* **Set problem**
Go through the records and extract every line with the word "true".

* **Data supplied**

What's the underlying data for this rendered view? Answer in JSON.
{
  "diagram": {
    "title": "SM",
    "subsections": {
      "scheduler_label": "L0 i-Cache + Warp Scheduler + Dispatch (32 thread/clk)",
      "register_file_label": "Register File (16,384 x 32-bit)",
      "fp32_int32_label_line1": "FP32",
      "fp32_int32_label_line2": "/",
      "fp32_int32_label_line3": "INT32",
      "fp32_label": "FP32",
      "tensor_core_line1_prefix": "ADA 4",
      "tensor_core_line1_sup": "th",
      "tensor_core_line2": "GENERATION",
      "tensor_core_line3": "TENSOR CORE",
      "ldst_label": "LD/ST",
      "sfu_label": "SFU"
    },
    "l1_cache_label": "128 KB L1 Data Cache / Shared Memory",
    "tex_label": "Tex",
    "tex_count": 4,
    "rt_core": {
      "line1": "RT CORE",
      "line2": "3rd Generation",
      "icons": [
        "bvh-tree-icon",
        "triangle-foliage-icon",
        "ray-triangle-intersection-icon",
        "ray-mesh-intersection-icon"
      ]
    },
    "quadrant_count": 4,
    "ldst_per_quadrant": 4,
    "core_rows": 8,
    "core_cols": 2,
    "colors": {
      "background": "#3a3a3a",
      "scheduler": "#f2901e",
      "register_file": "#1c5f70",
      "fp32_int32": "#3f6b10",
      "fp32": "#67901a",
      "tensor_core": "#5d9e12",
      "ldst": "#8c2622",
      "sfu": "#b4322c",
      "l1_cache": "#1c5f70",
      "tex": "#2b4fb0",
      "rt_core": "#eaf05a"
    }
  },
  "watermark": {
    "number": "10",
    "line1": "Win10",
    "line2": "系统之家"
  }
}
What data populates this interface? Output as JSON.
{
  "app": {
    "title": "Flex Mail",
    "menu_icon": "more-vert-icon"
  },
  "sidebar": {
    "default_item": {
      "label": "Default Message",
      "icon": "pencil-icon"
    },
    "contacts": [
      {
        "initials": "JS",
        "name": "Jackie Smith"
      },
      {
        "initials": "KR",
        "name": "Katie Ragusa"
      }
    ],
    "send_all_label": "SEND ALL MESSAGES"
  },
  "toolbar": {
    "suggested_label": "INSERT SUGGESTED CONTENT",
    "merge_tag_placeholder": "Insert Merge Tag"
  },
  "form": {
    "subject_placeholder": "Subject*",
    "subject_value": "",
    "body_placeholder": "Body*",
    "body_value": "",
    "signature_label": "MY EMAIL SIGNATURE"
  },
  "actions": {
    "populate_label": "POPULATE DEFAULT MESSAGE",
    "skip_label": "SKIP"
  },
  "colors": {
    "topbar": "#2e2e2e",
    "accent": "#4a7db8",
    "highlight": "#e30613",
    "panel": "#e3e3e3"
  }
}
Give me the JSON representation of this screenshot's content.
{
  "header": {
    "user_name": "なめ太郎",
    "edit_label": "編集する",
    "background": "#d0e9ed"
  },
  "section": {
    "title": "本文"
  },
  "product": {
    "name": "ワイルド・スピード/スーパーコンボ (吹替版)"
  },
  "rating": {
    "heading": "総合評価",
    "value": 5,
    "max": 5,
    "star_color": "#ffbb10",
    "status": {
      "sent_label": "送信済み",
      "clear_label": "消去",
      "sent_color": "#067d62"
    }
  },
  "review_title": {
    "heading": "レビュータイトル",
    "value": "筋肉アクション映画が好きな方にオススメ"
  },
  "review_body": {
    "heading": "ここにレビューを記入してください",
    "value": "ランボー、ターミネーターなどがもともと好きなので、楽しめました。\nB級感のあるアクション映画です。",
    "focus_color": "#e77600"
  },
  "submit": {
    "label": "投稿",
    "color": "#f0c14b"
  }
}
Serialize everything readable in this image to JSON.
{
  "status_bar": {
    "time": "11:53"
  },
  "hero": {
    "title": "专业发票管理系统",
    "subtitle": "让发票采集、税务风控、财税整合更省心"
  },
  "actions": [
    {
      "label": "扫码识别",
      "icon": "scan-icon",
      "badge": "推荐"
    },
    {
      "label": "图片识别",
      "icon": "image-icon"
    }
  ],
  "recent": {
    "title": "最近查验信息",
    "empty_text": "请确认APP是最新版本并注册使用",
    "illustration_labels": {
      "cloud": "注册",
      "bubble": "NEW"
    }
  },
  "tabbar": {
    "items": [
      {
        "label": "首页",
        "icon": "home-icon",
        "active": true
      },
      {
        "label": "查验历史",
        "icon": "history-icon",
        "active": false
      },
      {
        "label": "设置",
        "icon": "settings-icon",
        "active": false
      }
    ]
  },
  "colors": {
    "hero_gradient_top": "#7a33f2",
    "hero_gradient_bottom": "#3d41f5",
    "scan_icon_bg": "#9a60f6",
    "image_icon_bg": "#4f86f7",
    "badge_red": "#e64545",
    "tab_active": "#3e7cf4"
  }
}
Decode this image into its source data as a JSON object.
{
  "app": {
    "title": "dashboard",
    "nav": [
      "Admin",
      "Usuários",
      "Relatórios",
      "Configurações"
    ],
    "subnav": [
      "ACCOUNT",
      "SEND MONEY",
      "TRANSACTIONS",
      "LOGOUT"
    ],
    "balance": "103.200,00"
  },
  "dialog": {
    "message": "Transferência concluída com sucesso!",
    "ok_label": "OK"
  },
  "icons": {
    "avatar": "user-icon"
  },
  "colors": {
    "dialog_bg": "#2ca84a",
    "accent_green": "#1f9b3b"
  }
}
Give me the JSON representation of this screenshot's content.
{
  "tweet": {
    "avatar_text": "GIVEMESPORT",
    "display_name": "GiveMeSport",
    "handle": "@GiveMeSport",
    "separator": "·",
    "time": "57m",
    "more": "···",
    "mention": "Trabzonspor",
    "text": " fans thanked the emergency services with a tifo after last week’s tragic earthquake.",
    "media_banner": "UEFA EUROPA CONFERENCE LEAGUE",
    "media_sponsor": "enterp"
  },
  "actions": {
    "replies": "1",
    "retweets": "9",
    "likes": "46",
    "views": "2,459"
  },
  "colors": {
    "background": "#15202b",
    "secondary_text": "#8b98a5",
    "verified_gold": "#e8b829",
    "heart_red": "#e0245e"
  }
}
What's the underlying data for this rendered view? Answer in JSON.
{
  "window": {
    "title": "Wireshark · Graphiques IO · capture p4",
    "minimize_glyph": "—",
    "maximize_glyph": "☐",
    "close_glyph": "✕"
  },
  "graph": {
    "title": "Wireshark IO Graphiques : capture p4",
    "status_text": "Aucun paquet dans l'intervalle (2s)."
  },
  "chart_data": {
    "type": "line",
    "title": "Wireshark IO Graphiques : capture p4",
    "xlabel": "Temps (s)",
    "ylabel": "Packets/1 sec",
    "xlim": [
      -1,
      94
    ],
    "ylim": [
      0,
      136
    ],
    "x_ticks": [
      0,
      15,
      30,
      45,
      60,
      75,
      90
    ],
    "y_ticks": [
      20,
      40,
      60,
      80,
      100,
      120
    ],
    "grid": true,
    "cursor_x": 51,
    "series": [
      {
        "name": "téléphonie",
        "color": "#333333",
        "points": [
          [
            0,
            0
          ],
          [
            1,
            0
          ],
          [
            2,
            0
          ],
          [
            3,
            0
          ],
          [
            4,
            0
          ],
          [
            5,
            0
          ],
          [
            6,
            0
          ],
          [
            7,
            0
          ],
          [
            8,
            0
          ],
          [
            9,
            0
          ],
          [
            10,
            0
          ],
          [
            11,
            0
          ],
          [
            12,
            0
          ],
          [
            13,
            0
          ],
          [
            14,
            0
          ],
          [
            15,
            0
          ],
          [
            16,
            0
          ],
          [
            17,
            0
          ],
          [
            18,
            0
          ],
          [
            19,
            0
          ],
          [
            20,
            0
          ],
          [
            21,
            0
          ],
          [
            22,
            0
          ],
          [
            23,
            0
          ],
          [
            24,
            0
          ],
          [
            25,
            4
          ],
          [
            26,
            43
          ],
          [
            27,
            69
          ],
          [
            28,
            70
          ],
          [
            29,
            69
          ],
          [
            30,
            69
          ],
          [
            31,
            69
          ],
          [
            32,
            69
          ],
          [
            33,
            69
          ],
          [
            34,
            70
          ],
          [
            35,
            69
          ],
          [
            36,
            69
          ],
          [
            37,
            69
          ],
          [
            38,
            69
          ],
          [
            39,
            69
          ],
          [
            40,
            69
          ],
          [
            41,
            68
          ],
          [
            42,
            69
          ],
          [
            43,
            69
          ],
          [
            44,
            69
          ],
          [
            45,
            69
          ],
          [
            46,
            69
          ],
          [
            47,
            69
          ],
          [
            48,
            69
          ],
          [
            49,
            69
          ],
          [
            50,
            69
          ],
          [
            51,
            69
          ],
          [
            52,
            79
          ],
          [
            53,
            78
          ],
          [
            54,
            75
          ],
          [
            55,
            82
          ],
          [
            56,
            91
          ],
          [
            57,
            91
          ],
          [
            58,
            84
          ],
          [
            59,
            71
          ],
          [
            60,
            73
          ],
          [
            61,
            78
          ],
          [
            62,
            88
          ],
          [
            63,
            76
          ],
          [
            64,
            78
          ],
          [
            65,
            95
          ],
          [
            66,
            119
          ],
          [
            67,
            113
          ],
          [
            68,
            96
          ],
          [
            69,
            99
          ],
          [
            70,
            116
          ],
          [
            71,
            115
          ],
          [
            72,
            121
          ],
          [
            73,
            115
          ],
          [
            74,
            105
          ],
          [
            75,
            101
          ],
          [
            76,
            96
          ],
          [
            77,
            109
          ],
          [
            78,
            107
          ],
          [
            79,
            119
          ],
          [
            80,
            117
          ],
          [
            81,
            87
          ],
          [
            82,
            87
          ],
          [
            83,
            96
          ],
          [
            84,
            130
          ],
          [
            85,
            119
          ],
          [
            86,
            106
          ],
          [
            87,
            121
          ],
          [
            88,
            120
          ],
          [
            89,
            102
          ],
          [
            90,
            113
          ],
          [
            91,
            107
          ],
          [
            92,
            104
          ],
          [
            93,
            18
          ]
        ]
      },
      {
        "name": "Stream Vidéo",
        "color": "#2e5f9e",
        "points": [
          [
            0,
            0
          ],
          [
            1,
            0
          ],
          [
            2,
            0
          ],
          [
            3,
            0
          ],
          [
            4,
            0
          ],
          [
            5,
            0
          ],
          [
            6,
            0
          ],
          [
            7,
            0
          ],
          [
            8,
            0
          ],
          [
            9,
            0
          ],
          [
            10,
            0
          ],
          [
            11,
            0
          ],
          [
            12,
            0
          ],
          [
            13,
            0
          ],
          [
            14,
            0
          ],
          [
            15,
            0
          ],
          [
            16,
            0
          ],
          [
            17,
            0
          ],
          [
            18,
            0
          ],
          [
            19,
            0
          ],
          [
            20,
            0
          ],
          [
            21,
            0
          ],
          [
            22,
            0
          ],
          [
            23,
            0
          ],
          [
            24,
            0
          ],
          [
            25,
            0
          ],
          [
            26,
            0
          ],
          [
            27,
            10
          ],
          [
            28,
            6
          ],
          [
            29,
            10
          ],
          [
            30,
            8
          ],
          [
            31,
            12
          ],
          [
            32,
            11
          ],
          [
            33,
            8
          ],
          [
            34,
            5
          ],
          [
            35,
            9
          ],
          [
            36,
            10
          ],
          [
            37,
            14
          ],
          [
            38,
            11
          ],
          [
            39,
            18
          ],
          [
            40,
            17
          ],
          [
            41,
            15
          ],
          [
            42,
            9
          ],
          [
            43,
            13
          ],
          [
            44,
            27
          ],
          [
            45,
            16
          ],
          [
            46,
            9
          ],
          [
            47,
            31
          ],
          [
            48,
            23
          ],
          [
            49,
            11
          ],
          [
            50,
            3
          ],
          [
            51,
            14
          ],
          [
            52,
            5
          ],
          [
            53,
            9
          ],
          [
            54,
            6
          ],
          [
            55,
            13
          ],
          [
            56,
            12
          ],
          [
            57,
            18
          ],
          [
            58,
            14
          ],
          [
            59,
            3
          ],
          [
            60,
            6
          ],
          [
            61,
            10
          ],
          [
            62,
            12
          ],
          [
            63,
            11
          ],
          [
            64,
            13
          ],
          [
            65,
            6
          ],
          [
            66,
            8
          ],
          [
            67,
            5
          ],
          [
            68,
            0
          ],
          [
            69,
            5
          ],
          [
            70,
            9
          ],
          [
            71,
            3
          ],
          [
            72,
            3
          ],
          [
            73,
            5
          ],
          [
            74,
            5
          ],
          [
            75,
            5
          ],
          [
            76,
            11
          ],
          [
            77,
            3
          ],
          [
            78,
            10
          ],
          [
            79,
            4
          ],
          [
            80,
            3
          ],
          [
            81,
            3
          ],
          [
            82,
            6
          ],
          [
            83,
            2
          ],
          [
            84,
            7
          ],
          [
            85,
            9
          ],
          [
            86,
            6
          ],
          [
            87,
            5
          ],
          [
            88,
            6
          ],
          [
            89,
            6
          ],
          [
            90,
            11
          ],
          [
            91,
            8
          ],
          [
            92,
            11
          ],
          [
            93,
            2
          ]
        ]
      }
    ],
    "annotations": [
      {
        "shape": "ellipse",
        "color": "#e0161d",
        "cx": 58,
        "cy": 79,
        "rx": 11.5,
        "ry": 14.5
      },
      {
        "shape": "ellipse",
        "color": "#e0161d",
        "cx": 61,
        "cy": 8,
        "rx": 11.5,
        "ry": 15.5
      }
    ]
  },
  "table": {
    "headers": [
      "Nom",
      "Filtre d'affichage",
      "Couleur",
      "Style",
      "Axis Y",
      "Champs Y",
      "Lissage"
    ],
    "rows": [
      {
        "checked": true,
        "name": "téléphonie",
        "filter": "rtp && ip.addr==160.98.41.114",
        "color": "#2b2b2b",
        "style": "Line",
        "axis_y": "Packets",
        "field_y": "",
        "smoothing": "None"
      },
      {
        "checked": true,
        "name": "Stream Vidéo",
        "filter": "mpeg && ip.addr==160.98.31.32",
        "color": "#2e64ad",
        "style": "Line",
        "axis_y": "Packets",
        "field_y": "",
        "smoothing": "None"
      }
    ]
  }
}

* **Written reply**
        "active": true
    "grid": true,
        "checked": true,
        "checked": true,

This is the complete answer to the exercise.